Items from a dataset
------------------------------
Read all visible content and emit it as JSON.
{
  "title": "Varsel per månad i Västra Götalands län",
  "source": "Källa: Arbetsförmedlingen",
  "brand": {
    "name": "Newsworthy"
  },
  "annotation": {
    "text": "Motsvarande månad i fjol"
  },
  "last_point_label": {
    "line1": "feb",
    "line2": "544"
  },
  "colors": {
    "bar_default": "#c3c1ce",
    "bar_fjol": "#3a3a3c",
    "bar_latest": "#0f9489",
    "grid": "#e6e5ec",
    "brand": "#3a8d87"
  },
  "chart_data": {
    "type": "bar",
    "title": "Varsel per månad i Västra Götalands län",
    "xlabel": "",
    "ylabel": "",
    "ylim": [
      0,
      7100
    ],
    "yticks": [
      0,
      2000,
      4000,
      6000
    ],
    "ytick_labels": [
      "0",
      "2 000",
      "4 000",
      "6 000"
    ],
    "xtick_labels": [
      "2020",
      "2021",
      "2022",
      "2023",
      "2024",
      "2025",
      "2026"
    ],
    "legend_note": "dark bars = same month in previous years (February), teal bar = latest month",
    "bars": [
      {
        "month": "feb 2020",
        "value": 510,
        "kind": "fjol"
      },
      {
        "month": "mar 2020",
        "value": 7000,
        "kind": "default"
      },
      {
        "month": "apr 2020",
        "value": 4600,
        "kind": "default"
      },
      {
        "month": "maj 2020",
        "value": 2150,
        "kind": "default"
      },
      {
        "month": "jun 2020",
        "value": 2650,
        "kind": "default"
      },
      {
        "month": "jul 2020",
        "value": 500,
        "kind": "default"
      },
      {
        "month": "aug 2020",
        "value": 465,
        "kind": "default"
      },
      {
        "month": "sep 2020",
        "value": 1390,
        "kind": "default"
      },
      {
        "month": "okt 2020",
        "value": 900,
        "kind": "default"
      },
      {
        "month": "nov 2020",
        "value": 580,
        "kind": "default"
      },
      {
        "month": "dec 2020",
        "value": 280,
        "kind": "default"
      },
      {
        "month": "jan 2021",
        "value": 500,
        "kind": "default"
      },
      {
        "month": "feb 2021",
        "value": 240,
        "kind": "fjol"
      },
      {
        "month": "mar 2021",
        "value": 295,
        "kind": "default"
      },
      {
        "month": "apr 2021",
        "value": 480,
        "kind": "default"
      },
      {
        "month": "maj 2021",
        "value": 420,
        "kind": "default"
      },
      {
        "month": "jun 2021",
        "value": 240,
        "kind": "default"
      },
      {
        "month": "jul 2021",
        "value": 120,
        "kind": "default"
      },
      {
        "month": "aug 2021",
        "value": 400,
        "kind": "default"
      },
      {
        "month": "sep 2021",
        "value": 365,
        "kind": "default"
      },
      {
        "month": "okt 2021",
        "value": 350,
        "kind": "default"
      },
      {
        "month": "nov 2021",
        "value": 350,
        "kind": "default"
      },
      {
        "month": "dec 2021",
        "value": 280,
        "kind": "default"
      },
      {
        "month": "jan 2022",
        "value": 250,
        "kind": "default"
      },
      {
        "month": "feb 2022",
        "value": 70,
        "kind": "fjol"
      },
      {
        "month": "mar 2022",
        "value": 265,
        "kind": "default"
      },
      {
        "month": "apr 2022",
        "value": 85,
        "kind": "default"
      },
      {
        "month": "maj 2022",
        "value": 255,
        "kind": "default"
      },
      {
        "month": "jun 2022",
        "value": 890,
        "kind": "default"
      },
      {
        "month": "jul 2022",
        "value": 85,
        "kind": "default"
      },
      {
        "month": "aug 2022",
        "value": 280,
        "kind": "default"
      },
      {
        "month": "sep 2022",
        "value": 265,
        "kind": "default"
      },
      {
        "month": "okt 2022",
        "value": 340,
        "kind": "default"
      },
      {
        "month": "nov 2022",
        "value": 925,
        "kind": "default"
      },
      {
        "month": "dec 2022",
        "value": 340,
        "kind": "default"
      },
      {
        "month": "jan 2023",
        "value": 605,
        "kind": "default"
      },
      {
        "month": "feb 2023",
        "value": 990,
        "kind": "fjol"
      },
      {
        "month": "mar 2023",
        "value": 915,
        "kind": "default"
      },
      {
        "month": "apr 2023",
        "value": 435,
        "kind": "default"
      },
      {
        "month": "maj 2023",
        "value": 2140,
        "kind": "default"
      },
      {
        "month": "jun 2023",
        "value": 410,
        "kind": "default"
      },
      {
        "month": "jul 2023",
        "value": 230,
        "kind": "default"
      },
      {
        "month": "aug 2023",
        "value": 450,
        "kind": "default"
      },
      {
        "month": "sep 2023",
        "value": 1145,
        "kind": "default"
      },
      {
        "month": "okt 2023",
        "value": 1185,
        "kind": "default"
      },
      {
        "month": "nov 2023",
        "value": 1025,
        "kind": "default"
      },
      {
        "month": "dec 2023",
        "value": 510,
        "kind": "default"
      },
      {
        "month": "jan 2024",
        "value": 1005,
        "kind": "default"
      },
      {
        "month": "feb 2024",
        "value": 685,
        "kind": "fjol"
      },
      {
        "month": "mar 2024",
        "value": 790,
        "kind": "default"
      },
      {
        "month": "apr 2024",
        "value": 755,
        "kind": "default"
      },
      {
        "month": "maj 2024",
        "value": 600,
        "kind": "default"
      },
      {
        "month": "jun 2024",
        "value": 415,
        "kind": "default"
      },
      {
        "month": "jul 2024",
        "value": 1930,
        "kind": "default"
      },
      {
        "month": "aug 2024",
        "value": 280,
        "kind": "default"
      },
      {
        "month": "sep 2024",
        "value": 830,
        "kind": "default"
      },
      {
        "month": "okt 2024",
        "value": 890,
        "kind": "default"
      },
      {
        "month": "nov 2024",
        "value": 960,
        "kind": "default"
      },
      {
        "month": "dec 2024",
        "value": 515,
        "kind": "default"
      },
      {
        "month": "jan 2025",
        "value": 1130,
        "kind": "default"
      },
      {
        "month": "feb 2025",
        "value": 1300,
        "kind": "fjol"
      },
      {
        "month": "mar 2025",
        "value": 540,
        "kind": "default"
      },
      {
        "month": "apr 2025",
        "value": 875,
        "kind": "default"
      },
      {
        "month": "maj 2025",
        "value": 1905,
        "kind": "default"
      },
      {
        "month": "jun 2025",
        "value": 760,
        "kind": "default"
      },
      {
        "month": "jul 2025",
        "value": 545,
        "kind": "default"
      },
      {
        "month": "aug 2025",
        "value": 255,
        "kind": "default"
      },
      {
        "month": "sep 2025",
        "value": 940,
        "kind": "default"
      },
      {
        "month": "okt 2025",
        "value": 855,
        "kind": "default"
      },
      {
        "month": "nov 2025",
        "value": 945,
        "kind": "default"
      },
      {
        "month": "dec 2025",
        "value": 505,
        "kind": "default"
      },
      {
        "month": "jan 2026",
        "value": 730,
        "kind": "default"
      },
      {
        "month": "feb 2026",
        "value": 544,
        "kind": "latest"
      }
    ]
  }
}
------------------------------
--- TASK ---
Select every line where the word "title" occurs.

--- FULL RESPONSE ---
  "title": "Varsel per månad i Västra Götalands län",
    "title": "Varsel per månad i Västra Götalands län",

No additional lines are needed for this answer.